* GIVEN PROBLEM
The records below must be duplicated exactly, character for character.

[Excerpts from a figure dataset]
%%

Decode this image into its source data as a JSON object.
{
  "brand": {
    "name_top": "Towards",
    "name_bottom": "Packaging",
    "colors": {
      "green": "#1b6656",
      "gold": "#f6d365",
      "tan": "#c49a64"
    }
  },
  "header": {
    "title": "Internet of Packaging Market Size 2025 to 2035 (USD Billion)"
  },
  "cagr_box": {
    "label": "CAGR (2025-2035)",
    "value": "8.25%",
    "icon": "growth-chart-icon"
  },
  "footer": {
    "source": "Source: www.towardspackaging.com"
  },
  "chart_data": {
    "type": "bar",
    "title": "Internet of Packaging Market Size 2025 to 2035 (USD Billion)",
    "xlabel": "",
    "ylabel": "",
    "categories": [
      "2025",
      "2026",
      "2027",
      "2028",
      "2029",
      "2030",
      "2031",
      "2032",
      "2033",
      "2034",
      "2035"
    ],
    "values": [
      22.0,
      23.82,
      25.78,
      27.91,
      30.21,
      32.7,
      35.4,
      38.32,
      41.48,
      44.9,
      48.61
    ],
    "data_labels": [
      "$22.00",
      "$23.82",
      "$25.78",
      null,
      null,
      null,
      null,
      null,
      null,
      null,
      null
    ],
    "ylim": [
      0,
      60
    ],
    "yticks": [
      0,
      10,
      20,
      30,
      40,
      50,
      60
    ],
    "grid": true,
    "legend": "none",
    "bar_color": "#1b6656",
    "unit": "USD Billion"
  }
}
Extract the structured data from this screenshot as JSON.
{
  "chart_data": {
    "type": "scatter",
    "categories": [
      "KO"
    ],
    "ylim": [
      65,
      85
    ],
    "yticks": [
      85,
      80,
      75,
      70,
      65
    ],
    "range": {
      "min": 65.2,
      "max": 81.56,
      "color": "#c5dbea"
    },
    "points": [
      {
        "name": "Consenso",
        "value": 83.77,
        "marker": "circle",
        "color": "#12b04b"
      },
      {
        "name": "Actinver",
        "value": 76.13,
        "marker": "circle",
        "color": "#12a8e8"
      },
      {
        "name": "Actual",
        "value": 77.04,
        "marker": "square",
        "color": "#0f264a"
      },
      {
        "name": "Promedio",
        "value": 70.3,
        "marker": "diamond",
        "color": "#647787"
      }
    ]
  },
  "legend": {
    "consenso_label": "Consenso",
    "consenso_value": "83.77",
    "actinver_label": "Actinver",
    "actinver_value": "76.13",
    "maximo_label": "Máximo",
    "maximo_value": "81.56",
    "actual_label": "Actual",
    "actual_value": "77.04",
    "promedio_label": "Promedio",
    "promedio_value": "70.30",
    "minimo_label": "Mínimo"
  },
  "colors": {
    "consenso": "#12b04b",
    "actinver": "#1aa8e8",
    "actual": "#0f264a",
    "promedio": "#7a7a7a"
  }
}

%%

* COMPLETE RESPONSE
Decode this image into its source data as a JSON object.
{
  "brand": {
    "name_top": "Towards",
    "name_bottom": "Packaging",
    "colors": {
      "green": "#1b6656",
      "gold": "#f6d365",
      "tan": "#c49a64"
    }
  },
  "header": {
    "title": "Internet of Packaging Market Size 2025 to 2035 (USD Billion)"
  },
  "cagr_box": {
    "label": "CAGR (2025-2035)",
    "value": "8.25%",
    "icon": "growth-chart-icon"
  },
  "footer": {
    "source": "Source: www.towardspackaging.com"
  },
  "chart_data": {
    "type": "bar",
    "title": "Internet of Packaging Market Size 2025 to 2035 (USD Billion)",
    "xlabel": "",
    "ylabel": "",
    "categories": [
      "2025",
      "2026",
      "2027",
      "2028",
      "2029",
      "2030",
      "2031",
      "2032",
      "2033",
      "2034",
      "2035"
    ],
    "values": [
      22.0,
      23.82,
      25.78,
      27.91,
      30.21,
      32.7,
      35.4,
      38.32,
      41.48,
      44.9,
      48.61
    ],
    "data_labels": [
      "$22.00",
      "$23.82",
      "$25.78",
      null,
      null,
      null,
      null,
      null,
      null,
      null,
      null
    ],
    "ylim": [
      0,
      60
    ],
    "yticks": [
      0,
      10,
      20,
      30,
      40,
      50,
      60
    ],
    "grid": true,
    "legend": "none",
    "bar_color": "#1b6656",
    "unit": "USD Billion"
  }
}
Extract the structured data from this screenshot as JSON.
{
  "chart_data": {
    "type": "scatter",
    "categories": [
      "KO"
    ],
    "ylim": [
      65,
      85
    ],
    "yticks": [
      85,
      80,
      75,
      70,
      65
    ],
    "range": {
      "min": 65.2,
      "max": 81.56,
      "color": "#c5dbea"
    },
    "points": [
      {
        "name": "Consenso",
        "value": 83.77,
        "marker": "circle",
        "color": "#12b04b"
      },
      {
        "name": "Actinver",
        "value": 76.13,
        "marker": "circle",
        "color": "#12a8e8"
      },
      {
        "name": "Actual",
        "value": 77.04,
        "marker": "square",
        "color": "#0f264a"
      },
      {
        "name": "Promedio",
        "value": 70.3,
        "marker": "diamond",
        "color": "#647787"
      }
    ]
  },
  "legend": {
    "consenso_label": "Consenso",
    "consenso_value": "83.77",
    "actinver_label": "Actinver",
    "actinver_value": "76.13",
    "maximo_label": "Máximo",
    "maximo_value": "81.56",
    "actual_label": "Actual",
    "actual_value": "77.04",
    "promedio_label": "Promedio",
    "promedio_value": "70.30",
    "minimo_label": "Mínimo"
  },
  "colors": {
    "consenso": "#12b04b",
    "actinver": "#1aa8e8",
    "actual": "#0f264a",
    "promedio": "#7a7a7a"
  }
}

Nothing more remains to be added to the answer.